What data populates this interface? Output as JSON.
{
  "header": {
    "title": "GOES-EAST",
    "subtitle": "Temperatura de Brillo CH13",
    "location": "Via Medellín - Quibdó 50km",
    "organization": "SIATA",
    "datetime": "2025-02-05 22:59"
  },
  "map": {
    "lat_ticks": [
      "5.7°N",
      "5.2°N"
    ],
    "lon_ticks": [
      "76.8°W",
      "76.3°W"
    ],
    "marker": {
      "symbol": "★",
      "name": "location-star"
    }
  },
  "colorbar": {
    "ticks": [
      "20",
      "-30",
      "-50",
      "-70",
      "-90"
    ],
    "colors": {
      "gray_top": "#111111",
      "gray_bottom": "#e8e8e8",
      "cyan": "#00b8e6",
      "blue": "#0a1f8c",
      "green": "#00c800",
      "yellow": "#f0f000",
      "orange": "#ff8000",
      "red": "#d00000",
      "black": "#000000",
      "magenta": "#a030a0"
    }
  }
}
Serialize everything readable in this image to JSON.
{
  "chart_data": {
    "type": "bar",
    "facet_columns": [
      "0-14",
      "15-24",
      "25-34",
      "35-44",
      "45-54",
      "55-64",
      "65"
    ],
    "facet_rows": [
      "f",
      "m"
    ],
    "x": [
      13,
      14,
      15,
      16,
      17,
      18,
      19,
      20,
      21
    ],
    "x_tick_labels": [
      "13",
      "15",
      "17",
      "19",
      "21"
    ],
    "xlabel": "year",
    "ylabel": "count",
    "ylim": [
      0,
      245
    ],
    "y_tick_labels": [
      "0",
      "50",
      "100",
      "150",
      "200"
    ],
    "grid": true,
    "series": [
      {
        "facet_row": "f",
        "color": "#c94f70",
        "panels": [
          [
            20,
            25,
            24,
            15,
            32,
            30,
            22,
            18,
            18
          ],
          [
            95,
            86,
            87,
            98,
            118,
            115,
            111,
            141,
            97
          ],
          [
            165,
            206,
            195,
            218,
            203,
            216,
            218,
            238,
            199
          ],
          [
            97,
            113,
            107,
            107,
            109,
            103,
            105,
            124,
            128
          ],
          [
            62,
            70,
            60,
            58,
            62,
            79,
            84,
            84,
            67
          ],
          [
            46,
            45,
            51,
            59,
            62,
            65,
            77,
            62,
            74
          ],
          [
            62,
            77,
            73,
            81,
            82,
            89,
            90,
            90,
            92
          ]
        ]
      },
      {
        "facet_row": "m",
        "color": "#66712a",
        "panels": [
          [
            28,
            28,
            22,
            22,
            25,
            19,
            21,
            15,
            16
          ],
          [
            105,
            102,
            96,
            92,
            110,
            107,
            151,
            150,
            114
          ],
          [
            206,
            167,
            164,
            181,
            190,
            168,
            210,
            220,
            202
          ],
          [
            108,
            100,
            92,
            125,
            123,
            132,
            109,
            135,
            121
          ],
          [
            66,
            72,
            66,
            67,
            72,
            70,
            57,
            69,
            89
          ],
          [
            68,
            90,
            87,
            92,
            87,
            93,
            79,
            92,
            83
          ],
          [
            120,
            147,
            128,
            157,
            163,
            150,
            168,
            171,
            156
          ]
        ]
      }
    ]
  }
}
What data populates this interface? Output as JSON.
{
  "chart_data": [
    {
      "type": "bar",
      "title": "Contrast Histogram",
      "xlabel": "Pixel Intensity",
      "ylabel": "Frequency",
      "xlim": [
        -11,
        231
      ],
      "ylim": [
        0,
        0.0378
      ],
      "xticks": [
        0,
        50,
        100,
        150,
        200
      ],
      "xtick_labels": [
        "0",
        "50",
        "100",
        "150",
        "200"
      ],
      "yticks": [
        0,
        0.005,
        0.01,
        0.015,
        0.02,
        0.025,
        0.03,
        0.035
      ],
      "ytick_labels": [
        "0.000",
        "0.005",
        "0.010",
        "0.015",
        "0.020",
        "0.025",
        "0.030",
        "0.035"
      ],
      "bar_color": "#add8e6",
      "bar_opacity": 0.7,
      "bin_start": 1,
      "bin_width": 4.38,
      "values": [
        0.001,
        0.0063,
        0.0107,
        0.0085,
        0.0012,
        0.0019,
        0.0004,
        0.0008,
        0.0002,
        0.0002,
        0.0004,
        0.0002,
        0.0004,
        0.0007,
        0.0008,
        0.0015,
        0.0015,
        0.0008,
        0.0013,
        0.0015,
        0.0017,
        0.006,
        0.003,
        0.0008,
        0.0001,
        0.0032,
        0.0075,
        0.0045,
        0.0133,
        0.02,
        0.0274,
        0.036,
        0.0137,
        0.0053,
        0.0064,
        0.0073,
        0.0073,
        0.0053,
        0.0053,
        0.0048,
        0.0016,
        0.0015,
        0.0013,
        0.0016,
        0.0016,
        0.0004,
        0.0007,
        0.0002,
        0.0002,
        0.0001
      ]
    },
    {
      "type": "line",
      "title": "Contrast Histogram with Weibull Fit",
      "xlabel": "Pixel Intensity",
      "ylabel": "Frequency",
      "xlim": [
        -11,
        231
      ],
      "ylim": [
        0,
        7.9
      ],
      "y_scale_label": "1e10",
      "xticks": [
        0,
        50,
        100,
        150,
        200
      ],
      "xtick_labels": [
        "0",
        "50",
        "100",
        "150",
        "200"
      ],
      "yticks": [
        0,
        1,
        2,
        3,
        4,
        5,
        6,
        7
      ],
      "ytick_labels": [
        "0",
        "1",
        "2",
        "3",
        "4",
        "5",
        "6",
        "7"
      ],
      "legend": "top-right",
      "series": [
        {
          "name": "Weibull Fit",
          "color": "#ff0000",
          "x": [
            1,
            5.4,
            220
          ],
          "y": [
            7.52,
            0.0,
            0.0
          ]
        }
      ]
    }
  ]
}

——————————

▶ **The exercise**
Copy all of the material word for word.

▶ **Solution**
What data populates this interface? Output as JSON.
{
  "header": {
    "title": "GOES-EAST",
    "subtitle": "Temperatura de Brillo CH13",
    "location": "Via Medellín - Quibdó 50km",
    "organization": "SIATA",
    "datetime": "2025-02-05 22:59"
  },
  "map": {
    "lat_ticks": [
      "5.7°N",
      "5.2°N"
    ],
    "lon_ticks": [
      "76.8°W",
      "76.3°W"
    ],
    "marker": {
      "symbol": "★",
      "name": "location-star"
    }
  },
  "colorbar": {
    "ticks": [
      "20",
      "-30",
      "-50",
      "-70",
      "-90"
    ],
    "colors": {
      "gray_top": "#111111",
      "gray_bottom": "#e8e8e8",
      "cyan": "#00b8e6",
      "blue": "#0a1f8c",
      "green": "#00c800",
      "yellow": "#f0f000",
      "orange": "#ff8000",
      "red": "#d00000",
      "black": "#000000",
      "magenta": "#a030a0"
    }
  }
}
Serialize everything readable in this image to JSON.
{
  "chart_data": {
    "type": "bar",
    "facet_columns": [
      "0-14",
      "15-24",
      "25-34",
      "35-44",
      "45-54",
      "55-64",
      "65"
    ],
    "facet_rows": [
      "f",
      "m"
    ],
    "x": [
      13,
      14,
      15,
      16,
      17,
      18,
      19,
      20,
      21
    ],
    "x_tick_labels": [
      "13",
      "15",
      "17",
      "19",
      "21"
    ],
    "xlabel": "year",
    "ylabel": "count",
    "ylim": [
      0,
      245
    ],
    "y_tick_labels": [
      "0",
      "50",
      "100",
      "150",
      "200"
    ],
    "grid": true,
    "series": [
      {
        "facet_row": "f",
        "color": "#c94f70",
        "panels": [
          [
            20,
            25,
            24,
            15,
            32,
            30,
            22,
            18,
            18
          ],
          [
            95,
            86,
            87,
            98,
            118,
            115,
            111,
            141,
            97
          ],
          [
            165,
            206,
            195,
            218,
            203,
            216,
            218,
            238,
            199
          ],
          [
            97,
            113,
            107,
            107,
            109,
            103,
            105,
            124,
            128
          ],
          [
            62,
            70,
            60,
            58,
            62,
            79,
            84,
            84,
            67
          ],
          [
            46,
            45,
            51,
            59,
            62,
            65,
            77,
            62,
            74
          ],
          [
            62,
            77,
            73,
            81,
            82,
            89,
            90,
            90,
            92
          ]
        ]
      },
      {
        "facet_row": "m",
        "color": "#66712a",
        "panels": [
          [
            28,
            28,
            22,
            22,
            25,
            19,
            21,
            15,
            16
          ],
          [
            105,
            102,
            96,
            92,
            110,
            107,
            151,
            150,
            114
          ],
          [
            206,
            167,
            164,
            181,
            190,
            168,
            210,
            220,
            202
          ],
          [
            108,
            100,
            92,
            125,
            123,
            132,
            109,
            135,
            121
          ],
          [
            66,
            72,
            66,
            67,
            72,
            70,
            57,
            69,
            89
          ],
          [
            68,
            90,
            87,
            92,
            87,
            93,
            79,
            92,
            83
          ],
          [
            120,
            147,
            128,
            157,
            163,
            150,
            168,
            171,
            156
          ]
        ]
      }
    ]
  }
}
What data populates this interface? Output as JSON.
{
  "chart_data": [
    {
      "type": "bar",
      "title": "Contrast Histogram",
      "xlabel": "Pixel Intensity",
      "ylabel": "Frequency",
      "xlim": [
        -11,
        231
      ],
      "ylim": [
        0,
        0.0378
      ],
      "xticks": [
        0,
        50,
        100,
        150,
        200
      ],
      "xtick_labels": [
        "0",
        "50",
        "100",
        "150",
        "200"
      ],
      "yticks": [
        0,
        0.005,
        0.01,
        0.015,
        0.02,
        0.025,
        0.03,
        0.035
      ],
      "ytick_labels": [
        "0.000",
        "0.005",
        "0.010",
        "0.015",
        "0.020",
        "0.025",
        "0.030",
        "0.035"
      ],
      "bar_color": "#add8e6",
      "bar_opacity": 0.7,
      "bin_start": 1,
      "bin_width": 4.38,
      "values": [
        0.001,
        0.0063,
        0.0107,
        0.0085,
        0.0012,
        0.0019,
        0.0004,
        0.0008,
        0.0002,
        0.0002,
        0.0004,
        0.0002,
        0.0004,
        0.0007,
        0.0008,
        0.0015,
        0.0015,
        0.0008,
        0.0013,
        0.0015,
        0.0017,
        0.006,
        0.003,
        0.0008,
        0.0001,
        0.0032,
        0.0075,
        0.0045,
        0.0133,
        0.02,
        0.0274,
        0.036,
        0.0137,
        0.0053,
        0.0064,
        0.0073,
        0.0073,
        0.0053,
        0.0053,
        0.0048,
        0.0016,
        0.0015,
        0.0013,
        0.0016,
        0.0016,
        0.0004,
        0.0007,
        0.0002,
        0.0002,
        0.0001
      ]
    },
    {
      "type": "line",
      "title": "Contrast Histogram with Weibull Fit",
      "xlabel": "Pixel Intensity",
      "ylabel": "Frequency",
      "xlim": [
        -11,
        231
      ],
      "ylim": [
        0,
        7.9
      ],
      "y_scale_label": "1e10",
      "xticks": [
        0,
        50,
        100,
        150,
        200
      ],
      "xtick_labels": [
        "0",
        "50",
        "100",
        "150",
        "200"
      ],
      "yticks": [
        0,
        1,
        2,
        3,
        4,
        5,
        6,
        7
      ],
      "ytick_labels": [
        "0",
        "1",
        "2",
        "3",
        "4",
        "5",
        "6",
        "7"
      ],
      "legend": "top-right",
      "series": [
        {
          "name": "Weibull Fit",
          "color": "#ff0000",
          "x": [
            1,
            5.4,
            220
          ],
          "y": [
            7.52,
            0.0,
            0.0
          ]
        }
      ]
    }
  ]
}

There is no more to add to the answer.